[start SUPPLIED RECORDS]

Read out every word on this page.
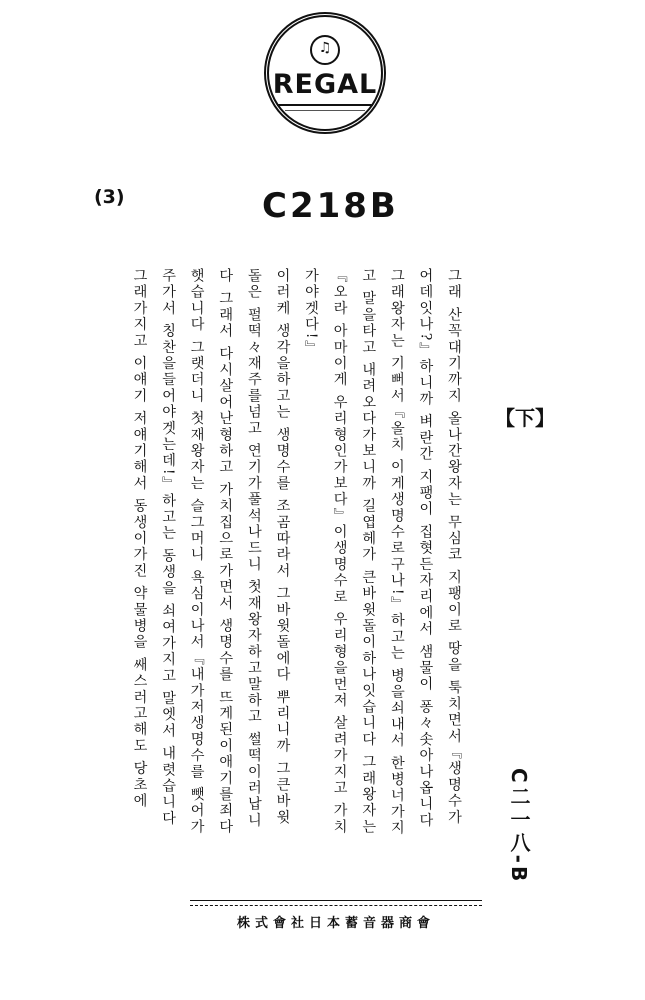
♫
REGAL
(3)	C218B

그래 산꼭대기까지 올나간왕자는 무심코 지팽이로 땅을 툭치면서『생명수가 어데잇나?』하니까 벼란간 지팽이 집혓든자리에서 샘물이 퐁々솟아나옵니다 그래왕자는 기뻐서『올치 이게생명수로구나!』하고는 병을쇠내서 한병너가지고 말을타고 내려오다가보니까 길엽헤가 큰바윗돌이하나잇습니다 그래왕자는『오라 아마이게 우리형인가보다』이생명수로 우리형을먼저 살려가지고 가치가야겟다!』

이러케 생각을하고는 생명수를 조곰따라서 그바윗돌에다 뿌리니까 그큰바윗돌은 펄떡々재주를넘고 연기가풀석나드니 첫재왕자하고말하고 썰떡이러납니다 그래서 다시살어난형하고 가치집으로가면서 생명수를 뜨게된이애기를죄다햇습니다 그랫더니 첫재왕자는 슬그머니 욕심이나서『내가저생명수를 뺏어가주가서 칭찬을들어야겟는데!』하고는 동생을 쇠여가지고 말엣서 내렷습니다

그래가지고 이얘기 저얘기해서 동생이가진 약물병을 쌔스러고해도 당초에	【下】
C二一八-B
株式會社日本蓄音器商會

[end SUPPLIED RECORDS]

- _SHORT EXERCISE_
Replicate the material above verbatim; images stay out of the copy.

- _TASK SOLUTION_
Read out every word on this page.
♫
REGAL
(3)	C218B

그래 산꼭대기까지 올나간왕자는 무심코 지팽이로 땅을 툭치면서『생명수가 어데잇나?』하니까 벼란간 지팽이 집혓든자리에서 샘물이 퐁々솟아나옵니다 그래왕자는 기뻐서『올치 이게생명수로구나!』하고는 병을쇠내서 한병너가지고 말을타고 내려오다가보니까 길엽헤가 큰바윗돌이하나잇습니다 그래왕자는『오라 아마이게 우리형인가보다』이생명수로 우리형을먼저 살려가지고 가치가야겟다!』

이러케 생각을하고는 생명수를 조곰따라서 그바윗돌에다 뿌리니까 그큰바윗돌은 펄떡々재주를넘고 연기가풀석나드니 첫재왕자하고말하고 썰떡이러납니다 그래서 다시살어난형하고 가치집으로가면서 생명수를 뜨게된이애기를죄다햇습니다 그랫더니 첫재왕자는 슬그머니 욕심이나서『내가저생명수를 뺏어가주가서 칭찬을들어야겟는데!』하고는 동생을 쇠여가지고 말엣서 내렷습니다

그래가지고 이얘기 저얘기해서 동생이가진 약물병을 쌔스러고해도 당초에	【下】
C二一八-B
株式會社日本蓄音器商會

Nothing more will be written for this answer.